#### Data excerpts ####
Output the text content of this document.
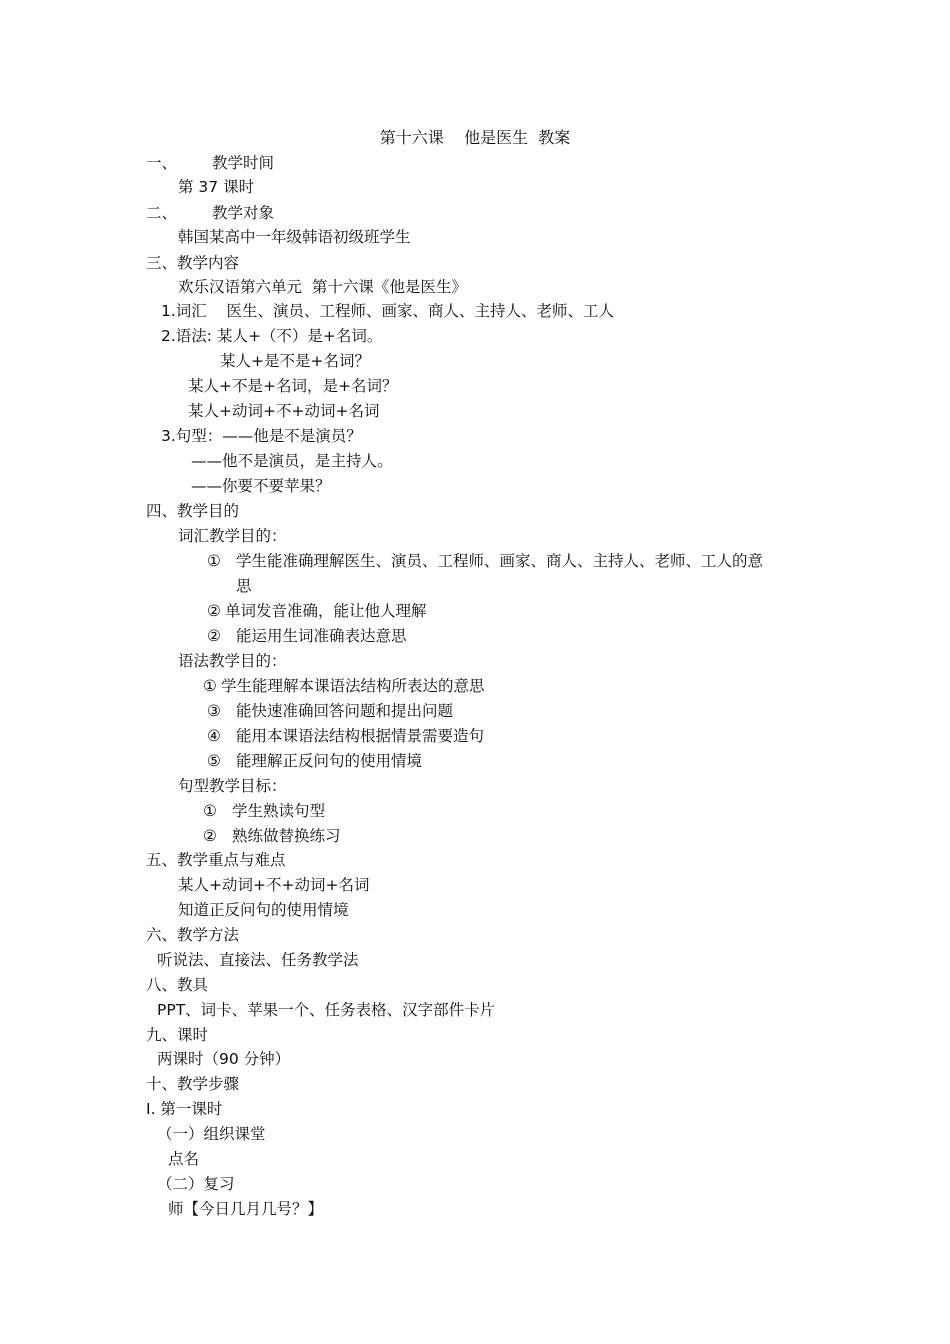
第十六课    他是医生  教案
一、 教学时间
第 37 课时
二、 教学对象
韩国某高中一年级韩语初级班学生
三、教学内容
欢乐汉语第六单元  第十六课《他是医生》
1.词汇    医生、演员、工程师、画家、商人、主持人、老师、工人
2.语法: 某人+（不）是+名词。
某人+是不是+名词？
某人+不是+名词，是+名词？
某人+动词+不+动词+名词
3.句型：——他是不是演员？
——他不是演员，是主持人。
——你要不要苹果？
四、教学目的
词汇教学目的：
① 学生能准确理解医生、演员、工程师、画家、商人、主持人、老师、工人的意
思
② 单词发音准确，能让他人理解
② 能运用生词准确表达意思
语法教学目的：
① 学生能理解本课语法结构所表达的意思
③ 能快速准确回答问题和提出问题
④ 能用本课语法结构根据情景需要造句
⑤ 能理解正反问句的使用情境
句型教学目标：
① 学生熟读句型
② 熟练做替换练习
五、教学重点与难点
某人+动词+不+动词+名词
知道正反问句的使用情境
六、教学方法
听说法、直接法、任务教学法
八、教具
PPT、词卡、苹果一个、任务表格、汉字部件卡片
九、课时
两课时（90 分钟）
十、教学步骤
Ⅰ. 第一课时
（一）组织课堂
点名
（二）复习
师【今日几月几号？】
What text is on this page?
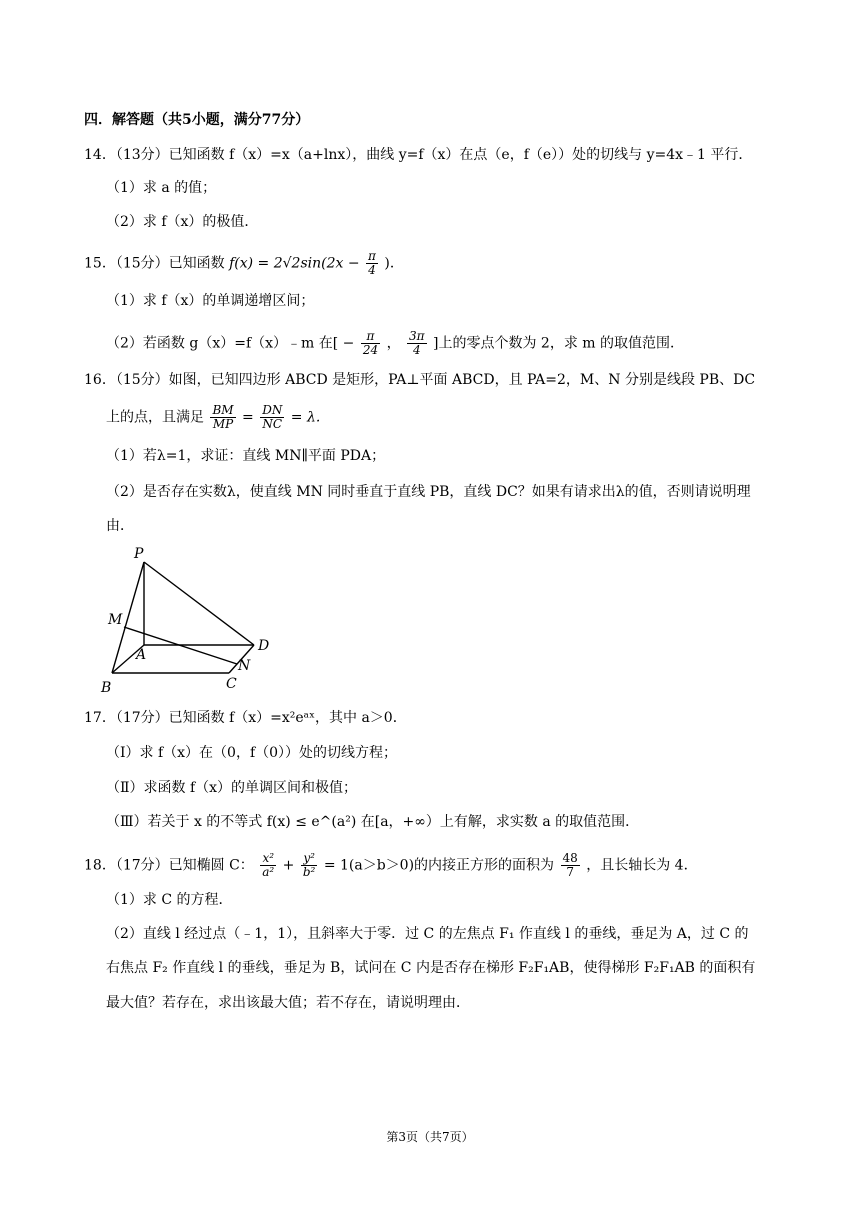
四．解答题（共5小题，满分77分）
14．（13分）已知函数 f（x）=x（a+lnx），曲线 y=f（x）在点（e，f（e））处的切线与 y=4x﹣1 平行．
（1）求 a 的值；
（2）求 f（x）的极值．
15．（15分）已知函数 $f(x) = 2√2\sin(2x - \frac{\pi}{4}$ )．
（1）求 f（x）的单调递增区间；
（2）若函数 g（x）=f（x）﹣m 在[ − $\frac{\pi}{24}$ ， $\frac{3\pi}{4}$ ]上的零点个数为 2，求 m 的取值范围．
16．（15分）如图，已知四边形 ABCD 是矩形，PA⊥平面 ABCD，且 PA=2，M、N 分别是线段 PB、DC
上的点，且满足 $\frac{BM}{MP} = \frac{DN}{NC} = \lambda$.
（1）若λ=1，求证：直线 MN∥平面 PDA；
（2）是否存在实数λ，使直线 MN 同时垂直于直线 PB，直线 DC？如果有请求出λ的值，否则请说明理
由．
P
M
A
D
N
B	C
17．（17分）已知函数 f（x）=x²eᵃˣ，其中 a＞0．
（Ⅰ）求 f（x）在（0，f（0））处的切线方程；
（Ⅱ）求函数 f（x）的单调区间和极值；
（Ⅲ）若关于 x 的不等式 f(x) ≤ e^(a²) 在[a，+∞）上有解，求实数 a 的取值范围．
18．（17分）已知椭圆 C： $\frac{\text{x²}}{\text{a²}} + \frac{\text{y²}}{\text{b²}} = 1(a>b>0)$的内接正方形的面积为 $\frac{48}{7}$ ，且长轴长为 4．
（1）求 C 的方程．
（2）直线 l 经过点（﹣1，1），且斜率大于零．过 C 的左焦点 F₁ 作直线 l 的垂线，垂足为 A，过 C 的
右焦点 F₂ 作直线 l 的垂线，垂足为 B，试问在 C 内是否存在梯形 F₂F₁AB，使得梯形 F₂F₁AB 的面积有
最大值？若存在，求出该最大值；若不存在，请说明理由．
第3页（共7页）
####
#### Data excerpts ####
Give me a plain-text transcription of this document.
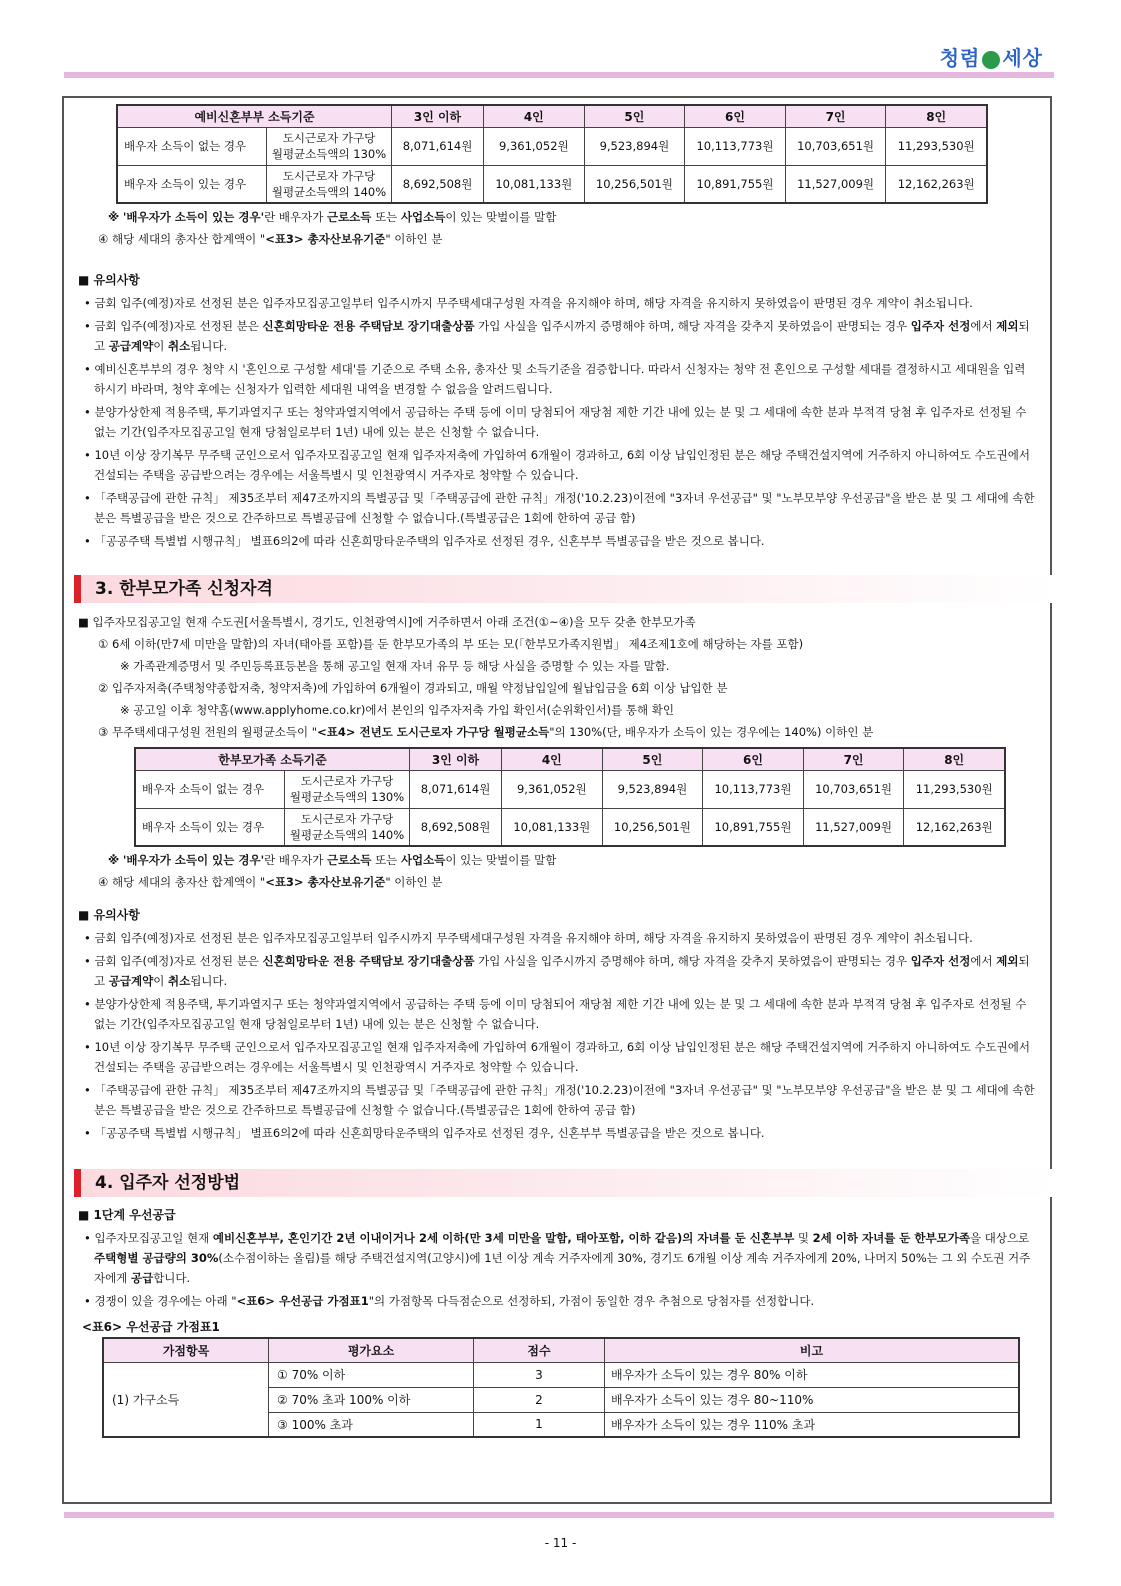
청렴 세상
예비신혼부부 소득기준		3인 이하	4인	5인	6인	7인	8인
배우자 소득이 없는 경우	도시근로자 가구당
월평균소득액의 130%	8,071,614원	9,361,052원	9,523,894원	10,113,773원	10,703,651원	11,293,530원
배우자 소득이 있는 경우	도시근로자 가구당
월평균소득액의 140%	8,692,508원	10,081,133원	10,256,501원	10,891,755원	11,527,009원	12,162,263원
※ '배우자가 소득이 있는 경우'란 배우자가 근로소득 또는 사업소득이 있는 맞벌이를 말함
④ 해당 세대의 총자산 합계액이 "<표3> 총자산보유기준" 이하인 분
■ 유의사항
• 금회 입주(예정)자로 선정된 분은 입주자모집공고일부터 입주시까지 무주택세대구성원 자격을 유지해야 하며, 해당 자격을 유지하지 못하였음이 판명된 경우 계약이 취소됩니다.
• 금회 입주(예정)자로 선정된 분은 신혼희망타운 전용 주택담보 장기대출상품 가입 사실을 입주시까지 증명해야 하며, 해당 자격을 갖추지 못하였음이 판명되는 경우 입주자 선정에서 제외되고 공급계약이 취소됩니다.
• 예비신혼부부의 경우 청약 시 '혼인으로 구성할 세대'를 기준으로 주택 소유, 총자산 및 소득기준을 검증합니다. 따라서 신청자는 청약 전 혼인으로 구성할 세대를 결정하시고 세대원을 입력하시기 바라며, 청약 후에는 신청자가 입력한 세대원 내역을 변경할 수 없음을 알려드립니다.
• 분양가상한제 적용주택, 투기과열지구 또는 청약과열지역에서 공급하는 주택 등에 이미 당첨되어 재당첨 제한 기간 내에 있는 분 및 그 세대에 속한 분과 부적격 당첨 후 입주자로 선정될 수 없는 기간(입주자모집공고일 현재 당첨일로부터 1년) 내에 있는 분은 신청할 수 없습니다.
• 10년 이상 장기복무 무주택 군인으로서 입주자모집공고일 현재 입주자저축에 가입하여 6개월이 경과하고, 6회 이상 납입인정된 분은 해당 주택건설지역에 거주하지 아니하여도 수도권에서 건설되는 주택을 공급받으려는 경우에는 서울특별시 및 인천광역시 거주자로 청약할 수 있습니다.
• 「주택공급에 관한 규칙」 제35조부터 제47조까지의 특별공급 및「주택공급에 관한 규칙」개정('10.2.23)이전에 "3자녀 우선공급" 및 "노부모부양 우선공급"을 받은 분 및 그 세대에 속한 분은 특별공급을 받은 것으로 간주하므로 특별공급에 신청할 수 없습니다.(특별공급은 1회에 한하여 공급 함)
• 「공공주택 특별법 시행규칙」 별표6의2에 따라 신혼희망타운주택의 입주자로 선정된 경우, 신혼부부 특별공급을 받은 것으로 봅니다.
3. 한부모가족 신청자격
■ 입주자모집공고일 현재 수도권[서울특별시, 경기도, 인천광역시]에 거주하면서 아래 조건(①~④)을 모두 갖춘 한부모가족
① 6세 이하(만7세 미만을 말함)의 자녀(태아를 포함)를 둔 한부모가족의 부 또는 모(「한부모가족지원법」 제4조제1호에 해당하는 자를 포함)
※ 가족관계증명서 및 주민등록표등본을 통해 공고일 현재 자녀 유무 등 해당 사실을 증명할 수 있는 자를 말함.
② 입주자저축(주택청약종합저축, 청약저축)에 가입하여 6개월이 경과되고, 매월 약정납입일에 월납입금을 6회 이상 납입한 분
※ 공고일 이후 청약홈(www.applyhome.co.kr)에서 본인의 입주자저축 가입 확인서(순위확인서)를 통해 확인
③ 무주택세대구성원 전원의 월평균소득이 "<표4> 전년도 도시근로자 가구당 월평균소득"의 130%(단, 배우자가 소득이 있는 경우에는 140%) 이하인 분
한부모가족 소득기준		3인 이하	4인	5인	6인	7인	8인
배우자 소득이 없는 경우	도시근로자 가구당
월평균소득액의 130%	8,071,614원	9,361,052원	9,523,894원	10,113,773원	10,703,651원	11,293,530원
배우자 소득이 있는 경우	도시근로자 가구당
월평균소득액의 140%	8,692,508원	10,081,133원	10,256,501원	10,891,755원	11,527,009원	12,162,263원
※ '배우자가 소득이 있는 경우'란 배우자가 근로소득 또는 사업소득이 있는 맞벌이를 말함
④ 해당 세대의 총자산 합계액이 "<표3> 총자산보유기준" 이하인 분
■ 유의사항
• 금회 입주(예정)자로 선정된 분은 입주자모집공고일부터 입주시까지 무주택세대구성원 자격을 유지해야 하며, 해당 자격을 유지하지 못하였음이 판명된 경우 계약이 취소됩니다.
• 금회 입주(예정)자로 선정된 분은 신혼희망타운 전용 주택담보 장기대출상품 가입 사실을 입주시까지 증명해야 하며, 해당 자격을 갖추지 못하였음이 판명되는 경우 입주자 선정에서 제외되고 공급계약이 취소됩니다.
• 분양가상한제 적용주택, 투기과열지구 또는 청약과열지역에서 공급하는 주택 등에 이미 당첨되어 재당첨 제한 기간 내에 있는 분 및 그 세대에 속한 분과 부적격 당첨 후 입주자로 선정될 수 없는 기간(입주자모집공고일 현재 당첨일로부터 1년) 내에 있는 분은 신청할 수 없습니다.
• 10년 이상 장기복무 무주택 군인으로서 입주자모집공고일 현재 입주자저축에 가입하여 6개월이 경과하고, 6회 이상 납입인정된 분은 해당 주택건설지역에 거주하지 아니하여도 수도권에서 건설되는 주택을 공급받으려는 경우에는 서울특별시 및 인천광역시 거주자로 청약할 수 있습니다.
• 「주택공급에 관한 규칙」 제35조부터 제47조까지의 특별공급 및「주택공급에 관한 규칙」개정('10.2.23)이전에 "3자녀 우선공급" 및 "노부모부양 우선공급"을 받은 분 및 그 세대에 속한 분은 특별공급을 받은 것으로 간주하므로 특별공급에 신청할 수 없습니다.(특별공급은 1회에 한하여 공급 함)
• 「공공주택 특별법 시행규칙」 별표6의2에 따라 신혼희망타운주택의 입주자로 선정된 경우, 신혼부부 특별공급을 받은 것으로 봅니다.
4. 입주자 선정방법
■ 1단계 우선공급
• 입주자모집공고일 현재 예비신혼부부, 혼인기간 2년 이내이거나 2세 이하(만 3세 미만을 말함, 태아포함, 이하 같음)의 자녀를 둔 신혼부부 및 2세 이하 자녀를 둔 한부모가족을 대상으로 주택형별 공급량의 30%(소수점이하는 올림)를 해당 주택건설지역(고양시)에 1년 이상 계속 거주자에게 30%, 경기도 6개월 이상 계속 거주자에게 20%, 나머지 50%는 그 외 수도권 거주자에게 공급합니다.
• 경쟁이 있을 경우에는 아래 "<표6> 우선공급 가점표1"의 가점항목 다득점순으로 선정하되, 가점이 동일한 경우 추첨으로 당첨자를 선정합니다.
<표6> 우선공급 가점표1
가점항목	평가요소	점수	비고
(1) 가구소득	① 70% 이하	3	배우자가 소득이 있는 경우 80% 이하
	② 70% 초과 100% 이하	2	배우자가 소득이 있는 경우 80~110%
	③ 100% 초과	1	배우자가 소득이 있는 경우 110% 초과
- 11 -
####
#### Data excerpts ####
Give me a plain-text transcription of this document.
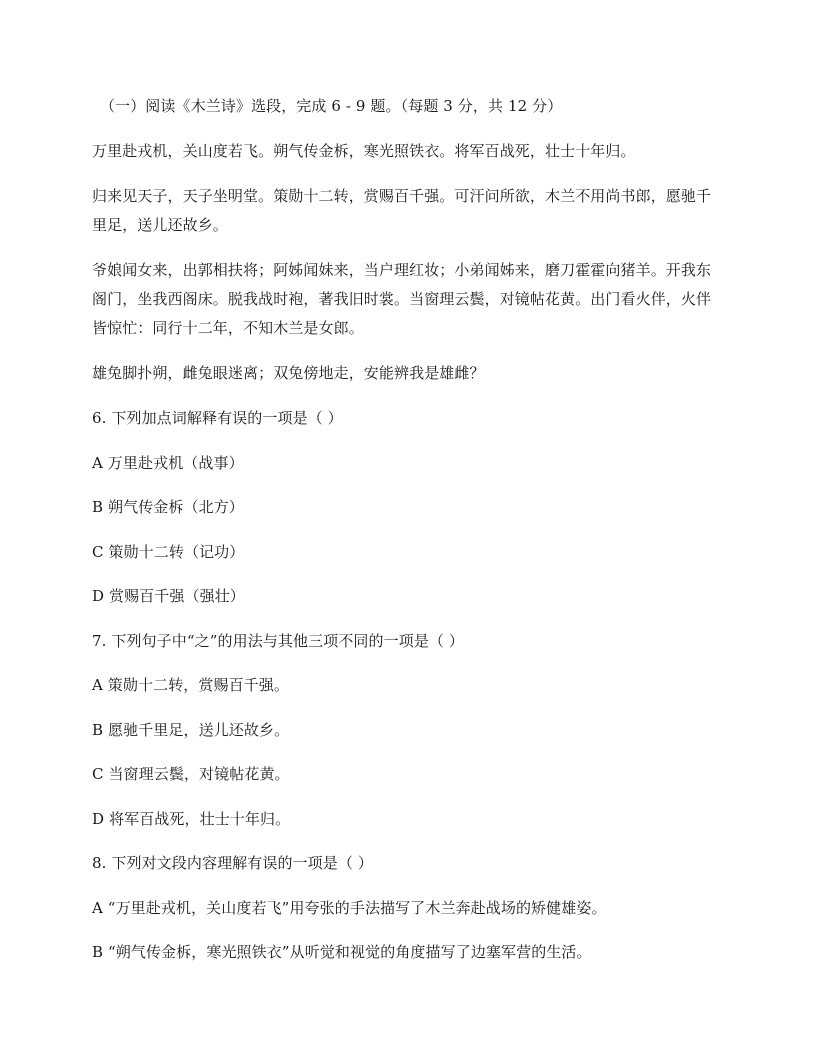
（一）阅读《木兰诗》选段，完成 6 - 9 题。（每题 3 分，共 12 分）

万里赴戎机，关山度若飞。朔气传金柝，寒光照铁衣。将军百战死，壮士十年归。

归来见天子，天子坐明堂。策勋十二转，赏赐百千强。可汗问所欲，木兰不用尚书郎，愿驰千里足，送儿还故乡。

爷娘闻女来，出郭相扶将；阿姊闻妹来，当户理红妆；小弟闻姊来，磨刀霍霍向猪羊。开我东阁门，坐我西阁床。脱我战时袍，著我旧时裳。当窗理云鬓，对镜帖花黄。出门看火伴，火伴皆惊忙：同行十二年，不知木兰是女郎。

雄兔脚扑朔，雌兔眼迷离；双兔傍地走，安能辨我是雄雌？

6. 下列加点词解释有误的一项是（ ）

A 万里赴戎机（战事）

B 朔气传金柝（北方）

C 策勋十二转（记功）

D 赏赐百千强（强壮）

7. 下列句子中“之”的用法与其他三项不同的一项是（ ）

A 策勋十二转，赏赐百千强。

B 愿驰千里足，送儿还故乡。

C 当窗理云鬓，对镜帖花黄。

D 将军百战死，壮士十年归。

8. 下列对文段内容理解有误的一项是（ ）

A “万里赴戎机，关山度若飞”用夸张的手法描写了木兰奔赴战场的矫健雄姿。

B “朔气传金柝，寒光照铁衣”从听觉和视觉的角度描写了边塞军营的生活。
####
> [Written instruction]: Find the word "送儿还故乡" in the entries above and gather every line that holds it.

> [Result]:
归来见天子，天子坐明堂。策勋十二转，赏赐百千强。可汗问所欲，木兰不用尚书郎，愿驰千里足，送儿还故乡。
B 愿驰千里足，送儿还故乡。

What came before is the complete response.